Your instructions:
From the entries that follow, gather each line holding the word "Number".

Dataset excerpts:
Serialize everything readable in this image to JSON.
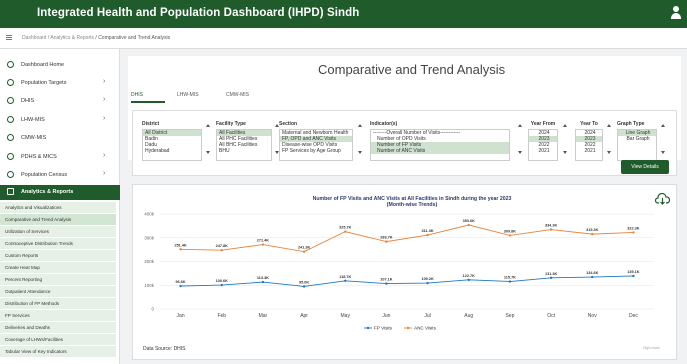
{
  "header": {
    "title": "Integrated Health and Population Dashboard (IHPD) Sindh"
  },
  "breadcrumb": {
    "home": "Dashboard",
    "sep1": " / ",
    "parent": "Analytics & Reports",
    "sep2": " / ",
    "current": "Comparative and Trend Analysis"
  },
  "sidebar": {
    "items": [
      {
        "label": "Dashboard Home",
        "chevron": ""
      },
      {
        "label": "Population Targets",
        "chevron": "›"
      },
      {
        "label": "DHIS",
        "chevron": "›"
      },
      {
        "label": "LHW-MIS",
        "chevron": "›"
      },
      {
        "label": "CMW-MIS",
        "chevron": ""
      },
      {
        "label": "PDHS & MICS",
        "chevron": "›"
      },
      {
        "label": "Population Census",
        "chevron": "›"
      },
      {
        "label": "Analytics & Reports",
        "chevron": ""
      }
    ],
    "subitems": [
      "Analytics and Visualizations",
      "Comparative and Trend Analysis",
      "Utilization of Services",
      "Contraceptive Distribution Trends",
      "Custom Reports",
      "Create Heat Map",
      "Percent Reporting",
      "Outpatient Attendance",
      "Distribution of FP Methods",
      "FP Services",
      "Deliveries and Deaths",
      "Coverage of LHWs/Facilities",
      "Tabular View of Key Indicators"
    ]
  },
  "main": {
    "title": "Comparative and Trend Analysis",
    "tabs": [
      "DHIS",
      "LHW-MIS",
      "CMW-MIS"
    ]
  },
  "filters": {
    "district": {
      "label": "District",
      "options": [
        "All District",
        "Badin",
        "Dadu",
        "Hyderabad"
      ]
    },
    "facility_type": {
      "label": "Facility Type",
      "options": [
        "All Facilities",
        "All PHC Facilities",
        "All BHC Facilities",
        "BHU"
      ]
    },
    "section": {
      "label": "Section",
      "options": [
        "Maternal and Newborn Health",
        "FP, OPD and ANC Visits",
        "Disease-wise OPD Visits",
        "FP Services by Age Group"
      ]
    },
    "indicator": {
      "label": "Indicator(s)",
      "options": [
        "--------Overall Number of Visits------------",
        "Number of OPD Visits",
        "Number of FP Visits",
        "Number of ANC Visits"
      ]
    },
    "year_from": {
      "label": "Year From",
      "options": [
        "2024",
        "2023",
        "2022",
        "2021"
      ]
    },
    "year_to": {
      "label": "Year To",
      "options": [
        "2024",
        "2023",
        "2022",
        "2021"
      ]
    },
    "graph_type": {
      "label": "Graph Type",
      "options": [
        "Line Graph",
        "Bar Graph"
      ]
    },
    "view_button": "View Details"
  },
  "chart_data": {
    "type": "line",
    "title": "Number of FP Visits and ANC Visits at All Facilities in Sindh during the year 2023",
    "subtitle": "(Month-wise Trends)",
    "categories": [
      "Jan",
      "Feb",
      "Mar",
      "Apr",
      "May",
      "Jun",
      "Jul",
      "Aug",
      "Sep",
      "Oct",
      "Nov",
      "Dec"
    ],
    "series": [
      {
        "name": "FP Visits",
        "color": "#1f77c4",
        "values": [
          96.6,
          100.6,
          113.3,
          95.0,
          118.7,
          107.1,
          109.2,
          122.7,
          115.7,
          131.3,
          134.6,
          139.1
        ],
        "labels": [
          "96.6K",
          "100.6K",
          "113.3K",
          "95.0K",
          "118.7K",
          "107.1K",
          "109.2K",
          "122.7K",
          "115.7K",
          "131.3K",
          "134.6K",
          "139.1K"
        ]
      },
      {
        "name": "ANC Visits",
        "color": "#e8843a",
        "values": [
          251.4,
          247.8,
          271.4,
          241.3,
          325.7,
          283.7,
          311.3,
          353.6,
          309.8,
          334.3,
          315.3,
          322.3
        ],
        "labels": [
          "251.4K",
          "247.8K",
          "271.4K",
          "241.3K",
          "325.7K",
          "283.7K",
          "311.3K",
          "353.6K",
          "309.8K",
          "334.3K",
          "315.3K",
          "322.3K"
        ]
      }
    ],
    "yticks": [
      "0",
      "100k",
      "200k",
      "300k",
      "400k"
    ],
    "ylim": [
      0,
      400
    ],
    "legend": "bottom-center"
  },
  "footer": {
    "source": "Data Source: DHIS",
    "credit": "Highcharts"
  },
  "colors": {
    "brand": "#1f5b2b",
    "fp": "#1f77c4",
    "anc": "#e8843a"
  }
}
* * *
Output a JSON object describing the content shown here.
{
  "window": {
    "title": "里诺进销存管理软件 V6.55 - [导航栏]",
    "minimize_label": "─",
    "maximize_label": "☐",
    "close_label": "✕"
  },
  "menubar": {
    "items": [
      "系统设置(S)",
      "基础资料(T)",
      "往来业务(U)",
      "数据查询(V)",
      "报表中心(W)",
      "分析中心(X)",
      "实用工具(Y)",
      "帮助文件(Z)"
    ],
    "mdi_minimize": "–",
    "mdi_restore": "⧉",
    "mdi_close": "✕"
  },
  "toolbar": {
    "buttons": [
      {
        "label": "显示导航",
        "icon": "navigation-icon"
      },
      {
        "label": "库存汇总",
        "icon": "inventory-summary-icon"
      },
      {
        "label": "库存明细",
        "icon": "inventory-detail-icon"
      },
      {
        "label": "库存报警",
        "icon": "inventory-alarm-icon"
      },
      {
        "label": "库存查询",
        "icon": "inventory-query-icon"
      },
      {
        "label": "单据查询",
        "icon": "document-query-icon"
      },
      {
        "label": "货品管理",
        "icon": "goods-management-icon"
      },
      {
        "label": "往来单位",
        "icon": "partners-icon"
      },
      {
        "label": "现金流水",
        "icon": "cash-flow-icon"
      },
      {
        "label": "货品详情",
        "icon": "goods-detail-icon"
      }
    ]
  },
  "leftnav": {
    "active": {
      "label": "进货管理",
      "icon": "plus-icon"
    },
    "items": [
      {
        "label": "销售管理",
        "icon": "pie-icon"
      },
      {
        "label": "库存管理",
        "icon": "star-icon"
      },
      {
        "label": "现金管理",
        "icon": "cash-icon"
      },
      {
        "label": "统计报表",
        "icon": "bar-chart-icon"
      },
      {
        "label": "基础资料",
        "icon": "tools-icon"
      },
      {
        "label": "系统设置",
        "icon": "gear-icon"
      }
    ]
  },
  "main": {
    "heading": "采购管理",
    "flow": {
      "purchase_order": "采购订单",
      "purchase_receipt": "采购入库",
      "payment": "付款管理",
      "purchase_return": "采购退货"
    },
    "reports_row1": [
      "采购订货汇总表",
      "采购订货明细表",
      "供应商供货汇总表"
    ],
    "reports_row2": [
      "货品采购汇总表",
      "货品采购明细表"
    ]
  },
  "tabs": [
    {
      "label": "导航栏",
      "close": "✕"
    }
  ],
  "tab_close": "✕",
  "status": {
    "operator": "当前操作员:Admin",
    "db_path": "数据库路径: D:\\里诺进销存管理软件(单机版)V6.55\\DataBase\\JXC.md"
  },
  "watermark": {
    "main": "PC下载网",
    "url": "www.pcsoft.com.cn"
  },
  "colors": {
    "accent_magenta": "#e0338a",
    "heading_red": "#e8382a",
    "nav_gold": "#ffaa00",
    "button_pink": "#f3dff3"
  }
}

Output of the task:
        "--------Overall Number of Visits------------",
        "Number of OPD Visits",
        "Number of FP Visits",
        "Number of ANC Visits"
    "title": "Number of FP Visits and ANC Visits at All Facilities in Sindh during the year 2023",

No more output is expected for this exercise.